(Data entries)
◆ ◆ ◆ ◆

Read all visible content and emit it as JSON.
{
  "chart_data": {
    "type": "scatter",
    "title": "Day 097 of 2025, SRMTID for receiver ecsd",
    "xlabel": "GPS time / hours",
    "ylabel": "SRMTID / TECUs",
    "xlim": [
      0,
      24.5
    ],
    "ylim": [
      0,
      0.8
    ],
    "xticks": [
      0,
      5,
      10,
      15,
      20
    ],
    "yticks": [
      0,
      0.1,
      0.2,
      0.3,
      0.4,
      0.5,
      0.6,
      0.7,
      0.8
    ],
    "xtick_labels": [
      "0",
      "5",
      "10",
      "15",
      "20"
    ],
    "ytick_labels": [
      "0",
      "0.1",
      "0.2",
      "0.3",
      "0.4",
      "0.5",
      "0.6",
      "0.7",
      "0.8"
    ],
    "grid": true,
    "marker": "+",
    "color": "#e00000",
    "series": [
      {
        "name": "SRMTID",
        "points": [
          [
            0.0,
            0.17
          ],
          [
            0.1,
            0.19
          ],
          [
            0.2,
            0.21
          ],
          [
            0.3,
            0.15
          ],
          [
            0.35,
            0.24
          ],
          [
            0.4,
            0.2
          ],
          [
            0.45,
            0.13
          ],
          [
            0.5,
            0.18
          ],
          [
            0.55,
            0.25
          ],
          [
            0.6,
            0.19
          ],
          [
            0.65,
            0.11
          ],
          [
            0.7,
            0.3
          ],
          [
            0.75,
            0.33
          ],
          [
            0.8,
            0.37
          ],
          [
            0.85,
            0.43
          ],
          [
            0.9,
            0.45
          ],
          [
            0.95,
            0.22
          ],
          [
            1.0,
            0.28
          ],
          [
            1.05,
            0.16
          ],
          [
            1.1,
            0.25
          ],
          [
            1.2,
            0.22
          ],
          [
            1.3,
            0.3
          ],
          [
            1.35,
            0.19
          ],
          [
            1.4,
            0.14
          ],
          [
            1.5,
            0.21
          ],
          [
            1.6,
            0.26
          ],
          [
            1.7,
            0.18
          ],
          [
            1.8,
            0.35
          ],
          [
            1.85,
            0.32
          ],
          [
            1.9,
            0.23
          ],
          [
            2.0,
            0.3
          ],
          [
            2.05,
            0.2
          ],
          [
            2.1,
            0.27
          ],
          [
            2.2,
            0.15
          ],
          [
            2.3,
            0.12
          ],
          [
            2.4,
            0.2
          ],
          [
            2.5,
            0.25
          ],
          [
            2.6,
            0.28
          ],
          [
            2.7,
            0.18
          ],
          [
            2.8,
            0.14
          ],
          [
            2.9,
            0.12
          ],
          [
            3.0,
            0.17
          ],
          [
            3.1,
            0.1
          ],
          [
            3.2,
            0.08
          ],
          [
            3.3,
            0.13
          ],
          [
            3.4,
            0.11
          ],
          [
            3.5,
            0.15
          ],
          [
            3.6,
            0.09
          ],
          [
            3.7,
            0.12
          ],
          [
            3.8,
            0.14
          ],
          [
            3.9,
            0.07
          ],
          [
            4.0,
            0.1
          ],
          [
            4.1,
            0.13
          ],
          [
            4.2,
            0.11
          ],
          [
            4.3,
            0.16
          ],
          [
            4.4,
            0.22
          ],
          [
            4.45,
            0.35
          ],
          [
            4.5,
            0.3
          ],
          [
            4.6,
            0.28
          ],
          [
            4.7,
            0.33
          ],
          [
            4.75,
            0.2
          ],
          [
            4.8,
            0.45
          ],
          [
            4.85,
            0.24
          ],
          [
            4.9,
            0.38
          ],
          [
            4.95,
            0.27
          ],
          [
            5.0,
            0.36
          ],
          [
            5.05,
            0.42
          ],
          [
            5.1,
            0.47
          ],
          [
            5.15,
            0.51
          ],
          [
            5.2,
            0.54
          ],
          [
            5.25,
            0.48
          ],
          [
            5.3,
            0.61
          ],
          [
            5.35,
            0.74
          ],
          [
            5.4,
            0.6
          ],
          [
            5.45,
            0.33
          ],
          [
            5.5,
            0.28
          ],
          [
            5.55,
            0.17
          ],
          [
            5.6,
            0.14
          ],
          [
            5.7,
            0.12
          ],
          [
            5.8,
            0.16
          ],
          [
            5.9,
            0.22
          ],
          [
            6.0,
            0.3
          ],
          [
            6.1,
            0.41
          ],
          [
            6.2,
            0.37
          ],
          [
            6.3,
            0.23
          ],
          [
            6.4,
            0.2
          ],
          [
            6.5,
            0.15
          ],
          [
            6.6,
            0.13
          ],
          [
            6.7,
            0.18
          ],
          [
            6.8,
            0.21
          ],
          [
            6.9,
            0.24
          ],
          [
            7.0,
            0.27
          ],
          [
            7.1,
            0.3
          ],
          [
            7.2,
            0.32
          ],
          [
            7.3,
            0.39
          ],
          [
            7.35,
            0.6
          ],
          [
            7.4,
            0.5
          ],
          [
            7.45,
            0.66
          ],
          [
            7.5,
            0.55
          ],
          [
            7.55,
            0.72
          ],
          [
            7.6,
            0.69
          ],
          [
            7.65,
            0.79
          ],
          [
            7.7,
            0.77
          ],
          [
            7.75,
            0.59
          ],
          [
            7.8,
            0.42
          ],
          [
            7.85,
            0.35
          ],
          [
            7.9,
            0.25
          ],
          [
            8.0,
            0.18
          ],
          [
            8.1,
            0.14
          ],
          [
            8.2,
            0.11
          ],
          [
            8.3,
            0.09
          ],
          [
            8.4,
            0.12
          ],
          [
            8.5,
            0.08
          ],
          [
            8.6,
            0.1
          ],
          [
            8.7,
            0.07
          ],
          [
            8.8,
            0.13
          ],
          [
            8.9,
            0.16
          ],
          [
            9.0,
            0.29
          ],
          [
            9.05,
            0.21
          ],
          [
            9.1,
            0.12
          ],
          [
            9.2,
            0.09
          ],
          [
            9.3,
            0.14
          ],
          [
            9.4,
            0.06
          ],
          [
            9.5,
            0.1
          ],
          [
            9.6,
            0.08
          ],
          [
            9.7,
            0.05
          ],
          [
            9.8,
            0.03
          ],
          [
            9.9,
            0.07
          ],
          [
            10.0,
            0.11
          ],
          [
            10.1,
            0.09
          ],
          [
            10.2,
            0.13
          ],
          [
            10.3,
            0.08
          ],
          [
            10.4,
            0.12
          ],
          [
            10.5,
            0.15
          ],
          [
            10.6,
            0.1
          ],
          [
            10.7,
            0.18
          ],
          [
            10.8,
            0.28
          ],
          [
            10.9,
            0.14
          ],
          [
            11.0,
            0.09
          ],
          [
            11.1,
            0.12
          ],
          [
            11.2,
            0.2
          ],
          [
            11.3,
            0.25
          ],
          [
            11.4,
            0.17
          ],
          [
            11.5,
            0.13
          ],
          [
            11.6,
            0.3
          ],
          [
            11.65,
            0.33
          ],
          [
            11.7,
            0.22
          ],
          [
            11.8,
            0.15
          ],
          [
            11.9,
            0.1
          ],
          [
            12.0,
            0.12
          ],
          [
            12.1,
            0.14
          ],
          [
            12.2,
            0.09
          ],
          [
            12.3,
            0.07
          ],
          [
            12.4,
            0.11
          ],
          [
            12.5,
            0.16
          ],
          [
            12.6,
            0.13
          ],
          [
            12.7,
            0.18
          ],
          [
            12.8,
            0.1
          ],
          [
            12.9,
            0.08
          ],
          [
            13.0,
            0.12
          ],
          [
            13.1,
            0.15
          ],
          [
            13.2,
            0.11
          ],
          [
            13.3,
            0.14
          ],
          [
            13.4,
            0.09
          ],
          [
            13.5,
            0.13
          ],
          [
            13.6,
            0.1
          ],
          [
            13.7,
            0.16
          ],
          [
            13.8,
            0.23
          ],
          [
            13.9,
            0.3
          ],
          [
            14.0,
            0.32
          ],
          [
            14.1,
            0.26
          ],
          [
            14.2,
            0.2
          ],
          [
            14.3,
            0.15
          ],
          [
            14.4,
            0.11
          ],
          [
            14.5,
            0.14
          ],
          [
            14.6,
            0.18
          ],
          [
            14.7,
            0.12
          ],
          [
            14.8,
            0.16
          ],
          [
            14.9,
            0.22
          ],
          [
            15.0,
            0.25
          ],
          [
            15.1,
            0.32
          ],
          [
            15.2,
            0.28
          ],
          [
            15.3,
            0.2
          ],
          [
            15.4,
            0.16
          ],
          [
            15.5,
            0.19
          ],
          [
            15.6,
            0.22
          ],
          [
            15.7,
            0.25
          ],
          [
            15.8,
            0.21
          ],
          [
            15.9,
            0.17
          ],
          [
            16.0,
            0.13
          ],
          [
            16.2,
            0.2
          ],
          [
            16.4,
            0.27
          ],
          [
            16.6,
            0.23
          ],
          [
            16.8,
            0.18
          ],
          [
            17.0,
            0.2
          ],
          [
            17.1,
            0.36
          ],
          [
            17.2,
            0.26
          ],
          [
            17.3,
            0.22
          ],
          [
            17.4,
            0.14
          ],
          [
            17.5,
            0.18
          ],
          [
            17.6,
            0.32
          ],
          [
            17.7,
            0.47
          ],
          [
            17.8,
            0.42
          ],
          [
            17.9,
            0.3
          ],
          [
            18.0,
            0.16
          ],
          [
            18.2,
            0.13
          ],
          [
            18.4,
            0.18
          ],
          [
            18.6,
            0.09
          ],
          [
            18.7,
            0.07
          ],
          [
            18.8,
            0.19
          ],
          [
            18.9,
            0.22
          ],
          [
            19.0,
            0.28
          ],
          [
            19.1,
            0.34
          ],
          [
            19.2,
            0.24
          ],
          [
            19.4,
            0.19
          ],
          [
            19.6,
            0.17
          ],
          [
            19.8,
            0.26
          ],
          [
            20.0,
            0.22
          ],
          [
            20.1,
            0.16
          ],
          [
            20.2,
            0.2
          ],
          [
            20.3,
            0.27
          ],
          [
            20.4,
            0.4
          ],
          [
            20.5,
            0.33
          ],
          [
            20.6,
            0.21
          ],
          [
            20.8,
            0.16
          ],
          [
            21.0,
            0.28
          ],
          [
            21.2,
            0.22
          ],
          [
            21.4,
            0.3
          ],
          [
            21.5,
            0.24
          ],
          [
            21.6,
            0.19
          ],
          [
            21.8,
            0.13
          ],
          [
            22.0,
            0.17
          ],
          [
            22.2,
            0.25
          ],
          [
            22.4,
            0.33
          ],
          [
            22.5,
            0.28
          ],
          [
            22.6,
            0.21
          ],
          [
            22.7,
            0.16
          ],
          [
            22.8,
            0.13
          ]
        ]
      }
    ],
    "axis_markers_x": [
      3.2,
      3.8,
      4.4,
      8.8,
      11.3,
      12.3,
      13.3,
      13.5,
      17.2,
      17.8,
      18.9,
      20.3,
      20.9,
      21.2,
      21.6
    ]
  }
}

◆ ◆ ◆ ◆

**Stated task**: Which lines hold the word "SRMTID"? Show each one.

**Response to this task**:
    "title": "Day 097 of 2025, SRMTID for receiver ecsd",
    "ylabel": "SRMTID / TECUs",
        "name": "SRMTID",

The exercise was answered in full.